→ **What you will do**:
Pull each line containing "unità" out of the data and copy it.

→ **Dataset records**:
*****
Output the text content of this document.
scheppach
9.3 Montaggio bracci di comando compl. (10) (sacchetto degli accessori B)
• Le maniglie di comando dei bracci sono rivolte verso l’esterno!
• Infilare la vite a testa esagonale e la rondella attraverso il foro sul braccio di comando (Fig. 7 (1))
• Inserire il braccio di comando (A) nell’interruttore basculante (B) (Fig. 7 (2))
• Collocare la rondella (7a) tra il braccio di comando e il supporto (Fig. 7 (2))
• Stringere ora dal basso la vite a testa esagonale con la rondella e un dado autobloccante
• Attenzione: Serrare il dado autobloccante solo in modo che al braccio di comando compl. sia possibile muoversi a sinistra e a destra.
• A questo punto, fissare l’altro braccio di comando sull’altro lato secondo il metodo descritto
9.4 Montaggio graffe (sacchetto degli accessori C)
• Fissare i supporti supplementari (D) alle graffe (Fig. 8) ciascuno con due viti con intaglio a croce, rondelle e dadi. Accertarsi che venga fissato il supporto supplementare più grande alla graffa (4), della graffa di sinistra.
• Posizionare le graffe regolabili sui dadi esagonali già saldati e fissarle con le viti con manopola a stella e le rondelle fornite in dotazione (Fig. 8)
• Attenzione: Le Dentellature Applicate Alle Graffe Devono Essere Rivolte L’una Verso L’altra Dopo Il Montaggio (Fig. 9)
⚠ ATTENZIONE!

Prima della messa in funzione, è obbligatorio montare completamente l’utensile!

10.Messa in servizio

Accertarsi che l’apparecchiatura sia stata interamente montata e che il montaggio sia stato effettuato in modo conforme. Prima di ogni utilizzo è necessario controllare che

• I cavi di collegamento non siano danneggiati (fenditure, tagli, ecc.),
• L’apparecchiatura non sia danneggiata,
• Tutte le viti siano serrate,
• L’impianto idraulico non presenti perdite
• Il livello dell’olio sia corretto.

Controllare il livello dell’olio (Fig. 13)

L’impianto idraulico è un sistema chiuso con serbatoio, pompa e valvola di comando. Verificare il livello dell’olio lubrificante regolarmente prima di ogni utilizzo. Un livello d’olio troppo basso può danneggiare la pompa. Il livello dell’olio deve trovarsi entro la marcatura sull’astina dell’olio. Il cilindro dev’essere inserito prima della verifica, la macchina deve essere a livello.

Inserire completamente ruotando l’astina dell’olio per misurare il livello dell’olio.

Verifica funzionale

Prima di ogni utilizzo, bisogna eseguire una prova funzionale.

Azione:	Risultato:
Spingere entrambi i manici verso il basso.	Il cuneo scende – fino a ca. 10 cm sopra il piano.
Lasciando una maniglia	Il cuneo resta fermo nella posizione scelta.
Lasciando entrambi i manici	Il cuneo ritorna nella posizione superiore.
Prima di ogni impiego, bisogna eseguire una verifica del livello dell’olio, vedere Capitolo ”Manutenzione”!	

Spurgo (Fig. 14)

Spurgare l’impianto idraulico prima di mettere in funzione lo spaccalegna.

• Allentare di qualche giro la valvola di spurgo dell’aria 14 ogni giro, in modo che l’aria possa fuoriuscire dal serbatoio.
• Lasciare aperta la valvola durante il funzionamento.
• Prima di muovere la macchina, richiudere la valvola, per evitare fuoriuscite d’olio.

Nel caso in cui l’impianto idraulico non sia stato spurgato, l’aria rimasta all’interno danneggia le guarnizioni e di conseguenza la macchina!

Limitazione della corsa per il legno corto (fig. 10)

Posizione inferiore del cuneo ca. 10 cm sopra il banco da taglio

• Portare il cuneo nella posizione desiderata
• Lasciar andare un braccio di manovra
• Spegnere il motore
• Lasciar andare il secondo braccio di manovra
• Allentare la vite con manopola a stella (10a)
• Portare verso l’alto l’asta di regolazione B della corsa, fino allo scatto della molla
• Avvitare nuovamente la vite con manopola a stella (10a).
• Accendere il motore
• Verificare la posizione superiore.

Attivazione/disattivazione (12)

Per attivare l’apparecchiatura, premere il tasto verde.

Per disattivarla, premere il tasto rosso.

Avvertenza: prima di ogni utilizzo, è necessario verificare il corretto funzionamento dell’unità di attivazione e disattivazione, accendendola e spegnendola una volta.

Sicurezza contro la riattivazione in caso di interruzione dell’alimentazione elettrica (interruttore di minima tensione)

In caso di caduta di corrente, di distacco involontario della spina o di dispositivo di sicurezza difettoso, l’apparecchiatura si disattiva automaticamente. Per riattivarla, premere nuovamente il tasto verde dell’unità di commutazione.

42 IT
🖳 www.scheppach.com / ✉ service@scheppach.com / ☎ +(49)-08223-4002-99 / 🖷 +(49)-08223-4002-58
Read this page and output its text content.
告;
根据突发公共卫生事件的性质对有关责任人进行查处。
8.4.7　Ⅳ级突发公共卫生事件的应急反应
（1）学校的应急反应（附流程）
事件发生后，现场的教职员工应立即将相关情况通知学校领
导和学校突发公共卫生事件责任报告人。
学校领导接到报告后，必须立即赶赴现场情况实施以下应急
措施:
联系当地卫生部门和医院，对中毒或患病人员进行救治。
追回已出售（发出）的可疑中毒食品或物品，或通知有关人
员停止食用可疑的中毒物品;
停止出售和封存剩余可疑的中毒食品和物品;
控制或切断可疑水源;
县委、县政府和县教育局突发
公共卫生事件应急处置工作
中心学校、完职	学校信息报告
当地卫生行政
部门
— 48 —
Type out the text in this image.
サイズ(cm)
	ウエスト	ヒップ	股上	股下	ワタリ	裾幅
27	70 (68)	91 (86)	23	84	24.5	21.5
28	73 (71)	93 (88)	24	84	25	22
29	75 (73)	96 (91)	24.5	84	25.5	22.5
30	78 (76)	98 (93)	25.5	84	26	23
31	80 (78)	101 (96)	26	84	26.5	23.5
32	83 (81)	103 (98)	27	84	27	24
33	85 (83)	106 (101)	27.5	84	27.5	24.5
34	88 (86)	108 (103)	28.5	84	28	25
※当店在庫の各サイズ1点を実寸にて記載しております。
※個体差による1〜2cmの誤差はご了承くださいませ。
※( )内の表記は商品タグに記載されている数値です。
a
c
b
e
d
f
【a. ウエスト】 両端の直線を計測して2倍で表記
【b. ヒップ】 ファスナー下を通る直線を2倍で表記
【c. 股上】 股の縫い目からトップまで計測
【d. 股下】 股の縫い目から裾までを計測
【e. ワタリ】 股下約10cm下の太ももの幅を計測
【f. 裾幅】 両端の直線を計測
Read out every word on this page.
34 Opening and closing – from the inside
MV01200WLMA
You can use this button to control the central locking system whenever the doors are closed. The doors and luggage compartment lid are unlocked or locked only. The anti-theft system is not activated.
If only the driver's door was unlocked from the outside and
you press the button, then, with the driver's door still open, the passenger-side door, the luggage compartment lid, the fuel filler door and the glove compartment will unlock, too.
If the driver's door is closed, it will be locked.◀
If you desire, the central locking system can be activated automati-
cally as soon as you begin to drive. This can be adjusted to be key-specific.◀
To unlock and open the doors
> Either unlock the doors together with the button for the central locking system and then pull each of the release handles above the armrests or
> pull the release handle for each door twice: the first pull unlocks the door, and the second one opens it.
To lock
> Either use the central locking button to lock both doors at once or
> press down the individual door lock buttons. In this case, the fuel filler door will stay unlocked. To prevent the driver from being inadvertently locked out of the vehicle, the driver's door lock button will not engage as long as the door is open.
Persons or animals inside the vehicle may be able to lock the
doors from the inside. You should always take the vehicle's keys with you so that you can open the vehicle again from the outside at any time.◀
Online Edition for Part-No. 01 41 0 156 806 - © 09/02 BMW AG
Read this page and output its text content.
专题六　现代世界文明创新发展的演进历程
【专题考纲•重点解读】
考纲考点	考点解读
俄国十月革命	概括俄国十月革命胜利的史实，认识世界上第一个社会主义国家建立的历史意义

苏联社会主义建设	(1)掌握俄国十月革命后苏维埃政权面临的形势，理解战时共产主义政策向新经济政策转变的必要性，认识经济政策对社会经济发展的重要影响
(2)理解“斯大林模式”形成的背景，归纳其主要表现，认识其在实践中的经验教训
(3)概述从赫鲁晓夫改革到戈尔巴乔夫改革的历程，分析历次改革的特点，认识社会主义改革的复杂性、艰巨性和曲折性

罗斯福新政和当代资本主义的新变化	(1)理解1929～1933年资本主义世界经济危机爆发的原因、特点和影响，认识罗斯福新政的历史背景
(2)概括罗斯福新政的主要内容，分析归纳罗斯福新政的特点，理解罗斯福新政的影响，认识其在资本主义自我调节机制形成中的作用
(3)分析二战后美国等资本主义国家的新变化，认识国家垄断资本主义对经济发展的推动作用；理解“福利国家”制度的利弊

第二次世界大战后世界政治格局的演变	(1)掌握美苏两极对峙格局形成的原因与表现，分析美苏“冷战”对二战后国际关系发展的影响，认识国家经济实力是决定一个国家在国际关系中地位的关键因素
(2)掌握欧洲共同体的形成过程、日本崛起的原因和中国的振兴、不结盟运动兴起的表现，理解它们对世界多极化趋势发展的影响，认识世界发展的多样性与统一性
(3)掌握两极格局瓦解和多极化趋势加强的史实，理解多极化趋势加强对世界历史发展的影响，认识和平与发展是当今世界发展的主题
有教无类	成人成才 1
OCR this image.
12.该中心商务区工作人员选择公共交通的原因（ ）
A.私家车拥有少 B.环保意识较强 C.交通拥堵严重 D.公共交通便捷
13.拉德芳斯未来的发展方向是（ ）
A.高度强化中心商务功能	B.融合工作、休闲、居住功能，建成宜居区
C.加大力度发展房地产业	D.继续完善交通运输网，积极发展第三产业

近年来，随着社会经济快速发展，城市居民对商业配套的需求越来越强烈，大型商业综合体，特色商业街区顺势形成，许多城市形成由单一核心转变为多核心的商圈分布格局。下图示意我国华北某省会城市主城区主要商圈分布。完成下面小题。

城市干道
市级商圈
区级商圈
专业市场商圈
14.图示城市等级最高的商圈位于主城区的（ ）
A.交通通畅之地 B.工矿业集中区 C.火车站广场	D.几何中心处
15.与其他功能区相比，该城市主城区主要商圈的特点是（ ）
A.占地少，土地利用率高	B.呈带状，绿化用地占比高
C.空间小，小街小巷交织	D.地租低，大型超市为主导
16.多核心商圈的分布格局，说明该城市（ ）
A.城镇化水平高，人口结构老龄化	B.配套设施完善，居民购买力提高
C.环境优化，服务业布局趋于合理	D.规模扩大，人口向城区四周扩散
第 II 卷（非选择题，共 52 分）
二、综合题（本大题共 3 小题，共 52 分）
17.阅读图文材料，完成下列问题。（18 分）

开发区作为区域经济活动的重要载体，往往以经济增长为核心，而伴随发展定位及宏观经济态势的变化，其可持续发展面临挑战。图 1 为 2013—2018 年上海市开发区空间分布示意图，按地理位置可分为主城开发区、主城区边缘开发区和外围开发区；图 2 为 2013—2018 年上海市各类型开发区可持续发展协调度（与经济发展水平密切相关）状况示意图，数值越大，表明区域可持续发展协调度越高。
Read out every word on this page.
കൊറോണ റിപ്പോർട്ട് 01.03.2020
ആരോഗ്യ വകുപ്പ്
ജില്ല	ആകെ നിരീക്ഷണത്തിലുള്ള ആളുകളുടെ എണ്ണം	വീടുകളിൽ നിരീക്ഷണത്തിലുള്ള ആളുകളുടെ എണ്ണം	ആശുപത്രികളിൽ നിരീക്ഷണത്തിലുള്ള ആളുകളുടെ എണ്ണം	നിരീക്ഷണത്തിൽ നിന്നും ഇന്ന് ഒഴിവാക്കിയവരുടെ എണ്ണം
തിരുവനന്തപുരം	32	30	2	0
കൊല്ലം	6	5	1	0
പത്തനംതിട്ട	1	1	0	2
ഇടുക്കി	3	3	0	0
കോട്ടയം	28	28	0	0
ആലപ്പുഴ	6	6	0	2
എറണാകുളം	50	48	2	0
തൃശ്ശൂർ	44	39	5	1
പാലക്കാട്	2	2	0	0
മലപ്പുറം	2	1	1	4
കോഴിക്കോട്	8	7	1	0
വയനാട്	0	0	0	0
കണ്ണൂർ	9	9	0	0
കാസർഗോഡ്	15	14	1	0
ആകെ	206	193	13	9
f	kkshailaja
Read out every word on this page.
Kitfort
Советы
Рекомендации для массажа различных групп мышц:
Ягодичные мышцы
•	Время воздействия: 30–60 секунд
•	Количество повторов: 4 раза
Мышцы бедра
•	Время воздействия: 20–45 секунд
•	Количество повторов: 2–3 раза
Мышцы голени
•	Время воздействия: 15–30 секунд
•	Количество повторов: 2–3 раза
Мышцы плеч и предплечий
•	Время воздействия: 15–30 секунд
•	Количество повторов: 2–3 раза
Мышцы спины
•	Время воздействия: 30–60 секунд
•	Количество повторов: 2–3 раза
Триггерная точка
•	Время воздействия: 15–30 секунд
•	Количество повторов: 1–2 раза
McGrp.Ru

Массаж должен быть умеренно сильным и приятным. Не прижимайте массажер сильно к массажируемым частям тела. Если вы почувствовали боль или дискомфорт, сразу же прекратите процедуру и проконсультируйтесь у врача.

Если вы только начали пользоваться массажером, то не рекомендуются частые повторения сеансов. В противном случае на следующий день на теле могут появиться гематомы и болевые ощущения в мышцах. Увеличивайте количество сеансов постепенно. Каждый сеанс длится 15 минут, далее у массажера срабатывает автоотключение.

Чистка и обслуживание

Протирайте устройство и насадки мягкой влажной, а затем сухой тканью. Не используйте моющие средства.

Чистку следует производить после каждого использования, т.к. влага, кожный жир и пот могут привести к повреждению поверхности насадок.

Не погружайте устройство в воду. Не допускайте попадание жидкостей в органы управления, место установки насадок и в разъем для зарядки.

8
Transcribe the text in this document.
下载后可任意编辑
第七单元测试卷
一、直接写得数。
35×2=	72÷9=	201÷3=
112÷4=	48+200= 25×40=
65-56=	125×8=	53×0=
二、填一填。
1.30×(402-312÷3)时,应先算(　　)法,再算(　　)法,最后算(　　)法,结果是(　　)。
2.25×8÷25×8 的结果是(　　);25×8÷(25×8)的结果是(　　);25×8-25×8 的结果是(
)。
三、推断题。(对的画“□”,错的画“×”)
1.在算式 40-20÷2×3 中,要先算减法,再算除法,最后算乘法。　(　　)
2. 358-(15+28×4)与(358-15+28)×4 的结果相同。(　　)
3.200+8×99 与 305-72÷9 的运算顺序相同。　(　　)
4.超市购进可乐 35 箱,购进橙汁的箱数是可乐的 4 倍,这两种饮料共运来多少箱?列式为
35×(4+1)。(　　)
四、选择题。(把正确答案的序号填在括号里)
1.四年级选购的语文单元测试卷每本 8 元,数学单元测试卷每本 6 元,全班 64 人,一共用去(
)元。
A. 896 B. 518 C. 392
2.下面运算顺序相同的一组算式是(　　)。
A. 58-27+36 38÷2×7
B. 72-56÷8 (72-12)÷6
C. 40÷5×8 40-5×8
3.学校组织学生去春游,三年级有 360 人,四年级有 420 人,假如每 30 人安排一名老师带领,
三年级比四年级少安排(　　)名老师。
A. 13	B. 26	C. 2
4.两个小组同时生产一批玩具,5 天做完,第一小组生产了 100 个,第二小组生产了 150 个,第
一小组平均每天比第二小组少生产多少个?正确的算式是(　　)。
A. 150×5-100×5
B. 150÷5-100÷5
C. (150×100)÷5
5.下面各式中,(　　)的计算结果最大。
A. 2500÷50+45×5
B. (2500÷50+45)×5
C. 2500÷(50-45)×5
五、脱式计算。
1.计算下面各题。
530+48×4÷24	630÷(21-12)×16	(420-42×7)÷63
*****
→ **Correct result**:
Avvertenza: prima di ogni utilizzo, è necessario verificare il corretto funzionamento dell’unità di attivazione e disattivazione, accendendola e spegnendola una volta.
In caso di caduta di corrente, di distacco involontario della spina o di dispositivo di sicurezza difettoso, l’apparecchiatura si disattiva automaticamente. Per riattivarla, premere nuovamente il tasto verde dell’unità di commutazione.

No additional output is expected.